- Document passage
___

According to the AWS News Blog,

 

Karpenter is an open-source, flexible, high-performance Kubernetes cluster autoscaler built with AWS. It helps improve your application availability and cluster efficiency by rapidly launching right-sized compute resources in response to changing application load. Karpenter also provides just-in-time compute resources to meet your application’s needs and will soon automatically optimize a cluster’s compute resource footprint to reduce costs and improve performance.


Simply put, Karpeter adds nodes to handle unschedulable pods, schedules pods on those nodes, and removes the nodes when they are not needed. To configure Karpenter, we need to create provisioners that define how Karpenter manages unschedulable pods and expired nodes. For Spark jobs, we can deploy separate provisioners for the driver and executor programs

Spark Driver Provisioner

The labels contain arbitrary key-value pairs. As shown later, we can add it to the nodeSelector field of the Spark pod template. Then Karpenter provisions a node (if not existing) as defined by this Provisioner object. The requirements define which nodes to provision. Here 3 well-known labels are specified –  availability zone, instance family and capacity type. The provider section is specific to cloud providers and, for AWS, we need to indicate InstanceProfile, LaunchTemplate, SubnetSelector or SecurityGroupSelector. Here we’ll use a launch template that keeps the instance group and security group ids. SubnetSelector is added separately as it is not covered by the launch template. Recall that we added a tag to private subnets (“karpenter.sh/discovery” = local.name) and we can use it here so that Karpenter discovers the relevant subnets when provisioning a node.

 

# infra/provisioners/spark-driver.yaml
apiVersion: karpenter.sh/v1alpha5
kind: Provisioner
metadata:
  name: spark-driver
spec:
  labels:
    type: karpenter
    provisioner: spark-driver
  ttlSecondsAfterEmpty: 30
  requirements:
    – key: “topology.kubernetes.io/zone”
      operator: In
      values: [${az}]
    – key: karpenter.k8s.aws/instance-family
      operator: In
      values: [m4, m5]
    – key: “karpenter.sh/capacity-type”
      operator: In
      values: [“on-demand”]
  limits:
    resources:
      cpu: “1000”
      memory: 1000Gi
  provider:
    launchTemplate: “karpenter-${cluster_name}”
    subnetSelector:
      karpenter.sh/discovery: ${cluster_name}

Spark Executor Provisioner

The executor provisioner configuration is similar except that it allows more instance family values and the capacity type value is changed into spot.

___

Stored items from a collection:
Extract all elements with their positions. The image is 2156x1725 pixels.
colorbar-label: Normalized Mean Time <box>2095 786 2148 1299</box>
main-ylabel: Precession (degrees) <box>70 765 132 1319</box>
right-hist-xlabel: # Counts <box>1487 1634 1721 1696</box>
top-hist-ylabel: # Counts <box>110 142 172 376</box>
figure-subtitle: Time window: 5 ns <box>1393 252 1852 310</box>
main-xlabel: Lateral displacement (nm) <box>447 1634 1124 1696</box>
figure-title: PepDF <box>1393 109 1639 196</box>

___

- Work to do
**1.** Duplicate every line of the listing above word for word.
**2.** Go on with the Karpenter passage from the point where it stops.

- Results of the exercise
**1.**
Extract all elements with their positions. The image is 2156x1725 pixels.
colorbar-label: Normalized Mean Time <box>2095 786 2148 1299</box>
main-ylabel: Precession (degrees) <box>70 765 132 1319</box>
right-hist-xlabel: # Counts <box>1487 1634 1721 1696</box>
top-hist-ylabel: # Counts <box>110 142 172 376</box>
figure-subtitle: Time window: 5 ns <box>1393 252 1852 310</box>
main-xlabel: Lateral displacement (nm) <box>447 1634 1124 1696</box>
figure-title: PepDF <box>1393 109 1639 196</box>

**2.**
 

# infra/provisioners/spark-executor.yaml
apiVersion: karpenter.sh/v1alpha5
kind: Provisioner
metadata:
  name: spark-executor
spec:
  labels:
    type: karpenter
    provisioner: spark-executor
  ttlSecondsAfterEmpty: 30
  requirements:
    – key: “topology.kubernetes.io/zone”
      operator: In
      values: [${az}]
    – key: karpenter.k8s.aws/instance-family
      operator: In
      values: [m4, m5, r4, r5]
    – key: “karpenter.sh/capacity-type”
      operator: In
      values: [“spot”]
  limits:
    resources:
      cpu: “1000”
      memory: 1000Gi
  provider:
    launchTemplate: “karpenter-${cluster_name}”
    subnetSelector:
      karpenter.sh/discovery: ${cluster_name}

Terraform Resources

As mentioned earlier, a launch template is created for the provisioners and it includes the instance profile, security group id and additional configuration. The provisioner resources are created from the YAML manifests. Note we only select a single available zone in order to save cost and improve performance of Spark jobs.

 

# infra/main.tf
module “karpenter_launch_templates” {
  source = “github.com/aws-ia/terraform-aws-eks-blueprints//modules/launch-templates?ref=v4.7.0”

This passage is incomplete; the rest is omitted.